Set task -
Select lines where the word "this" appears.

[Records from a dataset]
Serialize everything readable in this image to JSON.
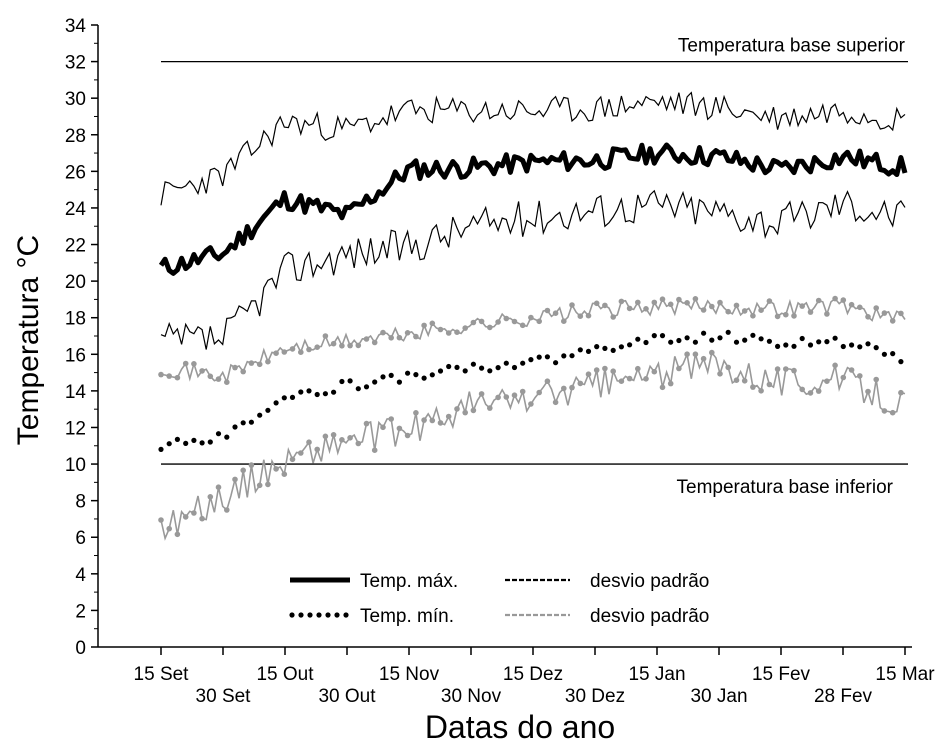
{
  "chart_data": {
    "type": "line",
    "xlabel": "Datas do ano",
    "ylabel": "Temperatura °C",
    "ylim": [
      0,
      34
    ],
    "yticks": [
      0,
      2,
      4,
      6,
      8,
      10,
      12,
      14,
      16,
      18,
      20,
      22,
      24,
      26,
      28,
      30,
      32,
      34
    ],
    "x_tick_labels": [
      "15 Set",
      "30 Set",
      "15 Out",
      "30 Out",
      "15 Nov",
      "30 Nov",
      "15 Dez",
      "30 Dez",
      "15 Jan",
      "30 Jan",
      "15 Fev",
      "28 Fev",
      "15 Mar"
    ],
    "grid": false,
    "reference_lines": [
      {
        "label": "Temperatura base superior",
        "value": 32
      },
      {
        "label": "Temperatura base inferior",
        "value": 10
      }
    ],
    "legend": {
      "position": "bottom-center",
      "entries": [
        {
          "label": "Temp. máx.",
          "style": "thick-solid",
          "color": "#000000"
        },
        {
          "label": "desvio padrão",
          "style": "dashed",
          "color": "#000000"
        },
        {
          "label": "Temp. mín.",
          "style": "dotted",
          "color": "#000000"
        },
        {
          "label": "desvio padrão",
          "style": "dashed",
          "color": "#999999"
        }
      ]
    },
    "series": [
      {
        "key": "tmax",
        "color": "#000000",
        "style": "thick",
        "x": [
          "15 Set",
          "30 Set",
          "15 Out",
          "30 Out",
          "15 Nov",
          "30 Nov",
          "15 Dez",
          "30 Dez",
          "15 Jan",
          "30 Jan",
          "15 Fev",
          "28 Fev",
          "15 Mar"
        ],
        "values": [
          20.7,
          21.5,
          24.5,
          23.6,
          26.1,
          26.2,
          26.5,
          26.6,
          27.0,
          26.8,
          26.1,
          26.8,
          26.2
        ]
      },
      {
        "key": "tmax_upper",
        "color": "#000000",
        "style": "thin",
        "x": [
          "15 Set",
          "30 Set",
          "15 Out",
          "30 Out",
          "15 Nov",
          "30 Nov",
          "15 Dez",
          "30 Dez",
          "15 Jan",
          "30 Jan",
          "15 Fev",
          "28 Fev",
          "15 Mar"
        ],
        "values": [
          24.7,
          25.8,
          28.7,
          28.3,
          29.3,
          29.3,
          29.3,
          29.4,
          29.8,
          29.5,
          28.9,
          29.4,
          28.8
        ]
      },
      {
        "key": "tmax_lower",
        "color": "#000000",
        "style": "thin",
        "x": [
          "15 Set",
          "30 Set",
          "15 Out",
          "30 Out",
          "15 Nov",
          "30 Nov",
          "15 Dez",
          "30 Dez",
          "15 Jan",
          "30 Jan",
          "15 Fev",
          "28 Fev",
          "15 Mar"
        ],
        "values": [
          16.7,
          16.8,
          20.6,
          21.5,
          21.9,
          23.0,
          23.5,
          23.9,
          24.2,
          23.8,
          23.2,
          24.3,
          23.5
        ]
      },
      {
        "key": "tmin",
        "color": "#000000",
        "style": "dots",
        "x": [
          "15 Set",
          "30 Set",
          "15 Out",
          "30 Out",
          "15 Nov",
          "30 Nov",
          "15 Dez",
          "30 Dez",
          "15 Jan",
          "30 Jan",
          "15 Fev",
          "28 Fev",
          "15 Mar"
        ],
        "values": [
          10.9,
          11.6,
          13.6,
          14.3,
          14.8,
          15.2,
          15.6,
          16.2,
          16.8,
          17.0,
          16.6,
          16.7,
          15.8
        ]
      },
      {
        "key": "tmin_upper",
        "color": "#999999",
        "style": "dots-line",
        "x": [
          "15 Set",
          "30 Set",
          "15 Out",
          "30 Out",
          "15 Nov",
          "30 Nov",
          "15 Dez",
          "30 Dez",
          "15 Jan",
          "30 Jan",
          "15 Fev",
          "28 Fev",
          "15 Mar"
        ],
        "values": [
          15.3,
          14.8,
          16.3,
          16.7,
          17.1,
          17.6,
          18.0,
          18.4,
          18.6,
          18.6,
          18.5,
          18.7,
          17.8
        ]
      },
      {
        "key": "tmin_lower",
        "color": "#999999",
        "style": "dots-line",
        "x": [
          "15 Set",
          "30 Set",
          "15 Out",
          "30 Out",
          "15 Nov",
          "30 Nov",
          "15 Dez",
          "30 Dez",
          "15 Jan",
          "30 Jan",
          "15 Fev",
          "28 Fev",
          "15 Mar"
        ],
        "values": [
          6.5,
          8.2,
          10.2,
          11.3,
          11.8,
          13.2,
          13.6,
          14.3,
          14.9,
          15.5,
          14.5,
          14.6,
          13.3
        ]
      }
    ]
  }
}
==
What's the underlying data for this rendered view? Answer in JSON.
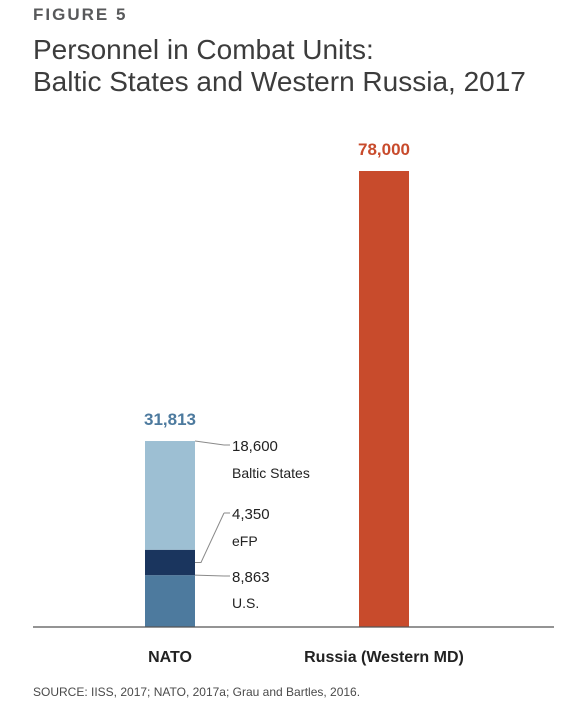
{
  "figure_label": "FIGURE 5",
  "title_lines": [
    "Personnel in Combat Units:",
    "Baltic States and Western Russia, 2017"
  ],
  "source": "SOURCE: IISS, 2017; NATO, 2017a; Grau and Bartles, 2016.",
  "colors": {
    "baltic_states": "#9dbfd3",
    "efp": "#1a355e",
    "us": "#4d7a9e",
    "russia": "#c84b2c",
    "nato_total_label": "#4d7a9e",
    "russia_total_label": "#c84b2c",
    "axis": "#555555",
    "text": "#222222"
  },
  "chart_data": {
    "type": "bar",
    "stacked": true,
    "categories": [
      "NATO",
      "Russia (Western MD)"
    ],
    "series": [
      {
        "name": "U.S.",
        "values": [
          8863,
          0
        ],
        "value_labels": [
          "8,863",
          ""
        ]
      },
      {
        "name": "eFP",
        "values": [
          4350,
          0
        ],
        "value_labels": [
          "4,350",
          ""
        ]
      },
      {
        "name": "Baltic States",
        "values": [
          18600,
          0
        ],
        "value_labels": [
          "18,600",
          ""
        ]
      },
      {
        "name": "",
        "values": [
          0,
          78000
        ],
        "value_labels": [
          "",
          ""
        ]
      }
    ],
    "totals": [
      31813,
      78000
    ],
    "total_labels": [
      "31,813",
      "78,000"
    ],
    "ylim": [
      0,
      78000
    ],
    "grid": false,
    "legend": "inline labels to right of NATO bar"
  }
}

Output of the exercise -
Serialize everything readable in this image to JSON.
What's the underlying data for this rendered view? Answer in JSON.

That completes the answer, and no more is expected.